§ **Request**:
Convert every line below into a Markdown table with two columns, Row and Line. Number the rows in order and omit blank lines.

§ **Listed entries**:
>>
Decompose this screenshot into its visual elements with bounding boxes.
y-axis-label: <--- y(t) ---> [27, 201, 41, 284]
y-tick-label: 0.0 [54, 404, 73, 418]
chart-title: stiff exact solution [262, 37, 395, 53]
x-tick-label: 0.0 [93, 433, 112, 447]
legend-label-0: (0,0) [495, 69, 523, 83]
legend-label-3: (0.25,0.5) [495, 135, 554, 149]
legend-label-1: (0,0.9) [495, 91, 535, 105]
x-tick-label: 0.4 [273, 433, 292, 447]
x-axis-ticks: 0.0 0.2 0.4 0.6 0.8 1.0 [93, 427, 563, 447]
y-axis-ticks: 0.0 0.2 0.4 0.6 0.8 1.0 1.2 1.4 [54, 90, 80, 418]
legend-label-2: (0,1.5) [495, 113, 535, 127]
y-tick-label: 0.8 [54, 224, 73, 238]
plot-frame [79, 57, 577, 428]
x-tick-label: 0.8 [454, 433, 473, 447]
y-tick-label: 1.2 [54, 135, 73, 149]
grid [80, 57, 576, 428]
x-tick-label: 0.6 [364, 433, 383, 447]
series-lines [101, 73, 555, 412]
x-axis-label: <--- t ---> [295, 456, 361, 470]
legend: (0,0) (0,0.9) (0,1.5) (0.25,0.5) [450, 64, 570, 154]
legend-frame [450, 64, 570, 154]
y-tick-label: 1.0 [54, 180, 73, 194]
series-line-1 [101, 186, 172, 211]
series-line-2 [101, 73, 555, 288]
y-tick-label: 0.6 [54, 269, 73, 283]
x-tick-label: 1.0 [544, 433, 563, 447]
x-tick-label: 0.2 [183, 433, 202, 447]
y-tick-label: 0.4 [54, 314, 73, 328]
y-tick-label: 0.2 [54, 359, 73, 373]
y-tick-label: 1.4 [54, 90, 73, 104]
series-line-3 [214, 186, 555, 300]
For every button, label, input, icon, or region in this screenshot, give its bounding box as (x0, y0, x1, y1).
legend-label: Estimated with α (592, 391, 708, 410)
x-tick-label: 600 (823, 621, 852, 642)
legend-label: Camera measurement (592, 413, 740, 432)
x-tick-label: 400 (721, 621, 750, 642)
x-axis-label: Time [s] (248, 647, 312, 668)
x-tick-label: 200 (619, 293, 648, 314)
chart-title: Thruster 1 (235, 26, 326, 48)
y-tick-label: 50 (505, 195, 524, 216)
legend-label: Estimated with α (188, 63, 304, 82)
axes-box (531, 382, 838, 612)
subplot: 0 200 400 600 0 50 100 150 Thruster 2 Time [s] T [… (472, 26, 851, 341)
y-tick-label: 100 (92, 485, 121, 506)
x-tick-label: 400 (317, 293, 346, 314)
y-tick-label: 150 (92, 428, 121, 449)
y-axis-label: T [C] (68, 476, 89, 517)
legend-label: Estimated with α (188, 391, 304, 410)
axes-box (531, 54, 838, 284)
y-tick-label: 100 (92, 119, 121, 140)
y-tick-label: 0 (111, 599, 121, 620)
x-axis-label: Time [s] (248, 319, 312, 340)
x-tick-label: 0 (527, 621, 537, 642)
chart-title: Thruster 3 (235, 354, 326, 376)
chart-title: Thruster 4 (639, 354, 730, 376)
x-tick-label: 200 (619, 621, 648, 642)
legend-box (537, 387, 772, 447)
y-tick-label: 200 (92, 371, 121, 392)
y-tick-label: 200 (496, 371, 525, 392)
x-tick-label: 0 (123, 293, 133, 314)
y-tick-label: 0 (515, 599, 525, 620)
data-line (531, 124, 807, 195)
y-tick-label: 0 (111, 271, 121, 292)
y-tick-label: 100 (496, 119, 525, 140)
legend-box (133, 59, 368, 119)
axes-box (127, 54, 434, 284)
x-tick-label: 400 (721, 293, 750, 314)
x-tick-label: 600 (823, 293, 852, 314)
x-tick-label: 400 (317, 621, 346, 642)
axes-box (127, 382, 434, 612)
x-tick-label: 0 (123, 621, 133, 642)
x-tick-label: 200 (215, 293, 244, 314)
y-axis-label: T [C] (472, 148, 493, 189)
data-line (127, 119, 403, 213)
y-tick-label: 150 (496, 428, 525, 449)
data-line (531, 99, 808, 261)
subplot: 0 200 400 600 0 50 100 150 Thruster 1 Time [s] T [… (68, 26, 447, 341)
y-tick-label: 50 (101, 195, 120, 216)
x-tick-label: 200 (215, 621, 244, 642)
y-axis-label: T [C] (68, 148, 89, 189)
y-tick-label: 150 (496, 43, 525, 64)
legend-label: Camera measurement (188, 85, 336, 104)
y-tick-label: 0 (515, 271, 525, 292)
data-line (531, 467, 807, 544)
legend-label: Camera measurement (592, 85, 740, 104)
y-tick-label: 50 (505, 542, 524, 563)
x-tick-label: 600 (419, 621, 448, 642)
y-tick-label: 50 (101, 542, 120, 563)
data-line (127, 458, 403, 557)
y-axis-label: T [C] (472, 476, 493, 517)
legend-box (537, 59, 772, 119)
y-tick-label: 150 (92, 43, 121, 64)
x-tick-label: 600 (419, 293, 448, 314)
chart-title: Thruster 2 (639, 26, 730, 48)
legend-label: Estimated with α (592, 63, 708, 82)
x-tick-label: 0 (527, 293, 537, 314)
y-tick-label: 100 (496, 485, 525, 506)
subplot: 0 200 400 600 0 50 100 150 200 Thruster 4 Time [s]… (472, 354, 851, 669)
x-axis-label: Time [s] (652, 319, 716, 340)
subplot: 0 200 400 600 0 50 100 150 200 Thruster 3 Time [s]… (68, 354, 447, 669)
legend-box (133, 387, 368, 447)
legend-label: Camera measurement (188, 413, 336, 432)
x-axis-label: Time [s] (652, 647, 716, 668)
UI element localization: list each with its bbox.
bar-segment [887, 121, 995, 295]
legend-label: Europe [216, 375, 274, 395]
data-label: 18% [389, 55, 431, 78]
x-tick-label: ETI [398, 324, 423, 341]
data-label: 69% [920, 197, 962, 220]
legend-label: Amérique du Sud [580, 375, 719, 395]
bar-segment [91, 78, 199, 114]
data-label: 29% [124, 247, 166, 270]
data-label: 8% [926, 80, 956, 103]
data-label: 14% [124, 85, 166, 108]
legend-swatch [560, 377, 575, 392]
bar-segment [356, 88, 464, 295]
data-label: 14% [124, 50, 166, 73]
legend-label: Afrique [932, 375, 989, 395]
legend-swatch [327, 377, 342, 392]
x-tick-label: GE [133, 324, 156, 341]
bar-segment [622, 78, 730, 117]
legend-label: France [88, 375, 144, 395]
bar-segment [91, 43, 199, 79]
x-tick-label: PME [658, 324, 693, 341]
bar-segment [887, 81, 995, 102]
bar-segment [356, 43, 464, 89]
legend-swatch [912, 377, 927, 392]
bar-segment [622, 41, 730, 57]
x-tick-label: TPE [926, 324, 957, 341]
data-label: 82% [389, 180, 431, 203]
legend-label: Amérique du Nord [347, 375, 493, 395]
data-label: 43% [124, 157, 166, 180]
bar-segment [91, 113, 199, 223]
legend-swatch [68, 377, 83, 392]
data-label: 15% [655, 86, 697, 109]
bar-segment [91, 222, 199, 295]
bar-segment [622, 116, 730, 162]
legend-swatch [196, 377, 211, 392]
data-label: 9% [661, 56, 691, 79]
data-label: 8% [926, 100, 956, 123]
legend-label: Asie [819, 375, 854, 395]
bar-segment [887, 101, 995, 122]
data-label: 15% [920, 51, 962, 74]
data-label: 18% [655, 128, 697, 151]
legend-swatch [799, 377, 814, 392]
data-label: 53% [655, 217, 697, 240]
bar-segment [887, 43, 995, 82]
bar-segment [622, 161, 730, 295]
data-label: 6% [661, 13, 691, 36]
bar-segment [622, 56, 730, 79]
<<
§ **Final answer**:
| Row | Line |
|---|---|
| 1 | Decompose this screenshot into its visual elements with bounding boxes. |
| 2 | y-axis-label: <--- y(t) ---> [27, 201, 41, 284] |
| 3 | y-tick-label: 0.0 [54, 404, 73, 418] |
| 4 | chart-title: stiff exact solution [262, 37, 395, 53] |
| 5 | x-tick-label: 0.0 [93, 433, 112, 447] |
| 6 | legend-label-0: (0,0) [495, 69, 523, 83] |
| 7 | legend-label-3: (0.25,0.5) [495, 135, 554, 149] |
| 8 | legend-label-1: (0,0.9) [495, 91, 535, 105] |
| 9 | x-tick-label: 0.4 [273, 433, 292, 447] |
| 10 | x-axis-ticks: 0.0 0.2 0.4 0.6 0.8 1.0 [93, 427, 563, 447] |
| 11 | y-axis-ticks: 0.0 0.2 0.4 0.6 0.8 1.0 1.2 1.4 [54, 90, 80, 418] |
| 12 | legend-label-2: (0,1.5) [495, 113, 535, 127] |
| 13 | y-tick-label: 0.8 [54, 224, 73, 238] |
| 14 | plot-frame [79, 57, 577, 428] |
| 15 | x-tick-label: 0.8 [454, 433, 473, 447] |
| 16 | y-tick-label: 1.2 [54, 135, 73, 149] |
| 17 | grid [80, 57, 576, 428] |
| 18 | x-tick-label: 0.6 [364, 433, 383, 447] |
| 19 | series-lines [101, 73, 555, 412] |
| 20 | x-axis-label: <--- t ---> [295, 456, 361, 470] |
| 21 | legend: (0,0) (0,0.9) (0,1.5) (0.25,0.5) [450, 64, 570, 154] |
| 22 | legend-frame [450, 64, 570, 154] |
| 23 | y-tick-label: 1.0 [54, 180, 73, 194] |
| 24 | series-line-1 [101, 186, 172, 211] |
| 25 | series-line-2 [101, 73, 555, 288] |
| 26 | y-tick-label: 0.6 [54, 269, 73, 283] |
| 27 | x-tick-label: 1.0 [544, 433, 563, 447] |
| 28 | x-tick-label: 0.2 [183, 433, 202, 447] |
| 29 | y-tick-label: 0.4 [54, 314, 73, 328] |
| 30 | y-tick-label: 0.2 [54, 359, 73, 373] |
| 31 | y-tick-label: 1.4 [54, 90, 73, 104] |
| 32 | series-line-3 [214, 186, 555, 300] |
| 33 | For every button, label, input, icon, or region in this screenshot, give its bounding box as (x0, y0, x1, y1). |
| 34 | legend-label: Estimated with α (592, 391, 708, 410) |
| 35 | x-tick-label: 600 (823, 621, 852, 642) |
| 36 | legend-label: Camera measurement (592, 413, 740, 432) |
| 37 | x-tick-label: 400 (721, 621, 750, 642) |
| 38 | x-axis-label: Time [s] (248, 647, 312, 668) |
| 39 | x-tick-label: 200 (619, 293, 648, 314) |
| 40 | chart-title: Thruster 1 (235, 26, 326, 48) |
| 41 | y-tick-label: 50 (505, 195, 524, 216) |
| 42 | legend-label: Estimated with α (188, 63, 304, 82) |
| 43 | axes-box (531, 382, 838, 612) |
| 44 | subplot: 0 200 400 600 0 50 100 150 Thruster 2 Time [s] T [… (472, 26, 851, 341) |
| 45 | y-tick-label: 100 (92, 485, 121, 506) |
| 46 | x-tick-label: 400 (317, 293, 346, 314) |
| 47 | y-tick-label: 150 (92, 428, 121, 449) |
| 48 | y-axis-label: T [C] (68, 476, 89, 517) |
| 49 | legend-label: Estimated with α (188, 391, 304, 410) |
| 50 | axes-box (531, 54, 838, 284) |
| 51 | y-tick-label: 100 (92, 119, 121, 140) |
| 52 | y-tick-label: 0 (111, 599, 121, 620) |
| 53 | x-axis-label: Time [s] (248, 319, 312, 340) |
| 54 | x-tick-label: 0 (527, 621, 537, 642) |
| 55 | chart-title: Thruster 3 (235, 354, 326, 376) |
| 56 | chart-title: Thruster 4 (639, 354, 730, 376) |
| 57 | x-tick-label: 200 (619, 621, 648, 642) |
| 58 | legend-box (537, 387, 772, 447) |
| 59 | y-tick-label: 200 (92, 371, 121, 392) |
| 60 | y-tick-label: 200 (496, 371, 525, 392) |
| 61 | x-tick-label: 0 (123, 293, 133, 314) |
| 62 | y-tick-label: 0 (515, 599, 525, 620) |
| 63 | data-line (531, 124, 807, 195) |
| 64 | y-tick-label: 0 (111, 271, 121, 292) |
| 65 | y-tick-label: 100 (496, 119, 525, 140) |
| 66 | legend-box (133, 59, 368, 119) |
| 67 | axes-box (127, 54, 434, 284) |
| 68 | x-tick-label: 400 (721, 293, 750, 314) |
| 69 | x-tick-label: 600 (823, 293, 852, 314) |
| 70 | x-tick-label: 400 (317, 621, 346, 642) |
| 71 | axes-box (127, 382, 434, 612) |
| 72 | x-tick-label: 0 (123, 621, 133, 642) |
| 73 | x-tick-label: 200 (215, 293, 244, 314) |
| 74 | y-axis-label: T [C] (472, 148, 493, 189) |
| 75 | data-line (127, 119, 403, 213) |
| 76 | y-tick-label: 150 (496, 428, 525, 449) |
| 77 | data-line (531, 99, 808, 261) |
| 78 | subplot: 0 200 400 600 0 50 100 150 Thruster 1 Time [s] T [… (68, 26, 447, 341) |
| 79 | y-tick-label: 50 (101, 195, 120, 216) |
| 80 | x-tick-label: 200 (215, 621, 244, 642) |
| 81 | y-axis-label: T [C] (68, 148, 89, 189) |
| 82 | y-tick-label: 150 (496, 43, 525, 64) |
| 83 | legend-label: Camera measurement (188, 85, 336, 104) |
| 84 | y-tick-label: 0 (515, 271, 525, 292) |
| 85 | data-line (531, 467, 807, 544) |
| 86 | legend-label: Camera measurement (592, 85, 740, 104) |
| 87 | y-tick-label: 50 (505, 542, 524, 563) |
| 88 | x-tick-label: 600 (419, 621, 448, 642) |
| 89 | y-tick-label: 50 (101, 542, 120, 563) |
| 90 | data-line (127, 458, 403, 557) |
| 91 | y-axis-label: T [C] (472, 476, 493, 517) |
| 92 | legend-box (537, 59, 772, 119) |
| 93 | y-tick-label: 150 (92, 43, 121, 64) |
| 94 | x-tick-label: 600 (419, 293, 448, 314) |
| 95 | chart-title: Thruster 2 (639, 26, 730, 48) |
| 96 | legend-label: Estimated with α (592, 63, 708, 82) |
| 97 | x-tick-label: 0 (527, 293, 537, 314) |
| 98 | y-tick-label: 100 (496, 485, 525, 506) |
| 99 | subplot: 0 200 400 600 0 50 100 150 200 Thruster 4 Time [s]… (472, 354, 851, 669) |
| 100 | x-axis-label: Time [s] (652, 319, 716, 340) |
| 101 | subplot: 0 200 400 600 0 50 100 150 200 Thruster 3 Time [s]… (68, 354, 447, 669) |
| 102 | legend-box (133, 387, 368, 447) |
| 103 | legend-label: Camera measurement (188, 413, 336, 432) |
| 104 | x-axis-label: Time [s] (652, 647, 716, 668) |
| 105 | UI element localization: list each with its bbox. |
| 106 | bar-segment [887, 121, 995, 295] |
| 107 | legend-label: Europe [216, 375, 274, 395] |
| 108 | data-label: 18% [389, 55, 431, 78] |
| 109 | x-tick-label: ETI [398, 324, 423, 341] |
| 110 | data-label: 69% [920, 197, 962, 220] |
| 111 | legend-label: Amérique du Sud [580, 375, 719, 395] |
| 112 | bar-segment [91, 78, 199, 114] |
| 113 | data-label: 29% [124, 247, 166, 270] |
| 114 | data-label: 8% [926, 80, 956, 103] |
| 115 | data-label: 14% [124, 85, 166, 108] |
| 116 | legend-swatch [560, 377, 575, 392] |
| 117 | bar-segment [356, 88, 464, 295] |
| 118 | data-label: 14% [124, 50, 166, 73] |
| 119 | legend-label: Afrique [932, 375, 989, 395] |
| 120 | legend-swatch [327, 377, 342, 392] |
| 121 | x-tick-label: GE [133, 324, 156, 341] |
| 122 | bar-segment [622, 78, 730, 117] |
| 123 | legend-label: France [88, 375, 144, 395] |
| 124 | bar-segment [91, 43, 199, 79] |
| 125 | x-tick-label: PME [658, 324, 693, 341] |
| 126 | bar-segment [887, 81, 995, 102] |
| 127 | bar-segment [356, 43, 464, 89] |
| 128 | legend-swatch [912, 377, 927, 392] |
| 129 | bar-segment [622, 41, 730, 57] |
| 130 | x-tick-label: TPE [926, 324, 957, 341] |
| 131 | data-label: 82% [389, 180, 431, 203] |
| 132 | legend-label: Amérique du Nord [347, 375, 493, 395] |
| 133 | data-label: 43% [124, 157, 166, 180] |
| 134 | bar-segment [91, 113, 199, 223] |
| 135 | legend-swatch [68, 377, 83, 392] |
| 136 | data-label: 15% [655, 86, 697, 109] |
| 137 | bar-segment [91, 222, 199, 295] |
| 138 | bar-segment [622, 116, 730, 162] |
| 139 | legend-swatch [196, 377, 211, 392] |
| 140 | data-label: 9% [661, 56, 691, 79] |
| 141 | data-label: 8% [926, 100, 956, 123] |
| 142 | legend-label: Asie [819, 375, 854, 395] |
| 143 | bar-segment [887, 101, 995, 122] |
| 144 | data-label: 15% [920, 51, 962, 74] |
| 145 | data-label: 18% [655, 128, 697, 151] |
| 146 | legend-swatch [799, 377, 814, 392] |
| 147 | data-label: 53% [655, 217, 697, 240] |
| 148 | bar-segment [887, 43, 995, 82] |
| 149 | bar-segment [622, 161, 730, 295] |
| 150 | data-label: 6% [661, 13, 691, 36] |
| 151 | bar-segment [622, 56, 730, 79] |